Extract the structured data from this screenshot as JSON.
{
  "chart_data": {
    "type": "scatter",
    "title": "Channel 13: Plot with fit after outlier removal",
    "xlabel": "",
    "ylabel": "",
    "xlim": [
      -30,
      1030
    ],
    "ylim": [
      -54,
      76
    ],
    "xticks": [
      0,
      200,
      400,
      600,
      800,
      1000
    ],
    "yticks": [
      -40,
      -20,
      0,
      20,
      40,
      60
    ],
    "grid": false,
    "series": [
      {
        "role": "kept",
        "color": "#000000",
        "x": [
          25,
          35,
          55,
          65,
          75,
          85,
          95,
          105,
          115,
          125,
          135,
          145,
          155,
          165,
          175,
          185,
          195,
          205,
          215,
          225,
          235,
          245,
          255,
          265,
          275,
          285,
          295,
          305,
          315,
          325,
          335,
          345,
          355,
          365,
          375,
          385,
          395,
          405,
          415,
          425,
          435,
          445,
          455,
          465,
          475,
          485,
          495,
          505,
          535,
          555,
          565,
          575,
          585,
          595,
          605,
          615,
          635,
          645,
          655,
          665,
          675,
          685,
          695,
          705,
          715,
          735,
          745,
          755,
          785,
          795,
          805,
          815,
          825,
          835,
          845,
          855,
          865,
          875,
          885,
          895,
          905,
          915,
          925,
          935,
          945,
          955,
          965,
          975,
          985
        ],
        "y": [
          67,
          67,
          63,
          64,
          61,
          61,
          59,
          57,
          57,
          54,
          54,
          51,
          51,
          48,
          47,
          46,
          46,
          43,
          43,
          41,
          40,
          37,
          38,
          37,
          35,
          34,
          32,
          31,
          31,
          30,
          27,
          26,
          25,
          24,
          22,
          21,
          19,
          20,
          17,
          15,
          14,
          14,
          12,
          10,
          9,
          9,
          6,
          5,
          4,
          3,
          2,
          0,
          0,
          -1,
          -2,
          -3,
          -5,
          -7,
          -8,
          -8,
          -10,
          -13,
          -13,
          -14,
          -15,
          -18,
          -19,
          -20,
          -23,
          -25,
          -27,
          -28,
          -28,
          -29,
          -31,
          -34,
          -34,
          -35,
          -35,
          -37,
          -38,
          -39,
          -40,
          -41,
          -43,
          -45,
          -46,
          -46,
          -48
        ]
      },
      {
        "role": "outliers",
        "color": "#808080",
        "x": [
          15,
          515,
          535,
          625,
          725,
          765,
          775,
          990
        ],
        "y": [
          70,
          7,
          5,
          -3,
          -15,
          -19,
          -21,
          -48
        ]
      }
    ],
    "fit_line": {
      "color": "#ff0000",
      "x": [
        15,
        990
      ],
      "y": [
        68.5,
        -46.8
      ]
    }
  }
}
┄┄┄┄┄┄
__What to do__
Write out the entries in full, exactly as given.

__Expected answer__
Extract the structured data from this screenshot as JSON.
{
  "chart_data": {
    "type": "scatter",
    "title": "Channel 13: Plot with fit after outlier removal",
    "xlabel": "",
    "ylabel": "",
    "xlim": [
      -30,
      1030
    ],
    "ylim": [
      -54,
      76
    ],
    "xticks": [
      0,
      200,
      400,
      600,
      800,
      1000
    ],
    "yticks": [
      -40,
      -20,
      0,
      20,
      40,
      60
    ],
    "grid": false,
    "series": [
      {
        "role": "kept",
        "color": "#000000",
        "x": [
          25,
          35,
          55,
          65,
          75,
          85,
          95,
          105,
          115,
          125,
          135,
          145,
          155,
          165,
          175,
          185,
          195,
          205,
          215,
          225,
          235,
          245,
          255,
          265,
          275,
          285,
          295,
          305,
          315,
          325,
          335,
          345,
          355,
          365,
          375,
          385,
          395,
          405,
          415,
          425,
          435,
          445,
          455,
          465,
          475,
          485,
          495,
          505,
          535,
          555,
          565,
          575,
          585,
          595,
          605,
          615,
          635,
          645,
          655,
          665,
          675,
          685,
          695,
          705,
          715,
          735,
          745,
          755,
          785,
          795,
          805,
          815,
          825,
          835,
          845,
          855,
          865,
          875,
          885,
          895,
          905,
          915,
          925,
          935,
          945,
          955,
          965,
          975,
          985
        ],
        "y": [
          67,
          67,
          63,
          64,
          61,
          61,
          59,
          57,
          57,
          54,
          54,
          51,
          51,
          48,
          47,
          46,
          46,
          43,
          43,
          41,
          40,
          37,
          38,
          37,
          35,
          34,
          32,
          31,
          31,
          30,
          27,
          26,
          25,
          24,
          22,
          21,
          19,
          20,
          17,
          15,
          14,
          14,
          12,
          10,
          9,
          9,
          6,
          5,
          4,
          3,
          2,
          0,
          0,
          -1,
          -2,
          -3,
          -5,
          -7,
          -8,
          -8,
          -10,
          -13,
          -13,
          -14,
          -15,
          -18,
          -19,
          -20,
          -23,
          -25,
          -27,
          -28,
          -28,
          -29,
          -31,
          -34,
          -34,
          -35,
          -35,
          -37,
          -38,
          -39,
          -40,
          -41,
          -43,
          -45,
          -46,
          -46,
          -48
        ]
      },
      {
        "role": "outliers",
        "color": "#808080",
        "x": [
          15,
          515,
          535,
          625,
          725,
          765,
          775,
          990
        ],
        "y": [
          70,
          7,
          5,
          -3,
          -15,
          -19,
          -21,
          -48
        ]
      }
    ],
    "fit_line": {
      "color": "#ff0000",
      "x": [
        15,
        990
      ],
      "y": [
        68.5,
        -46.8
      ]
    }
  }
}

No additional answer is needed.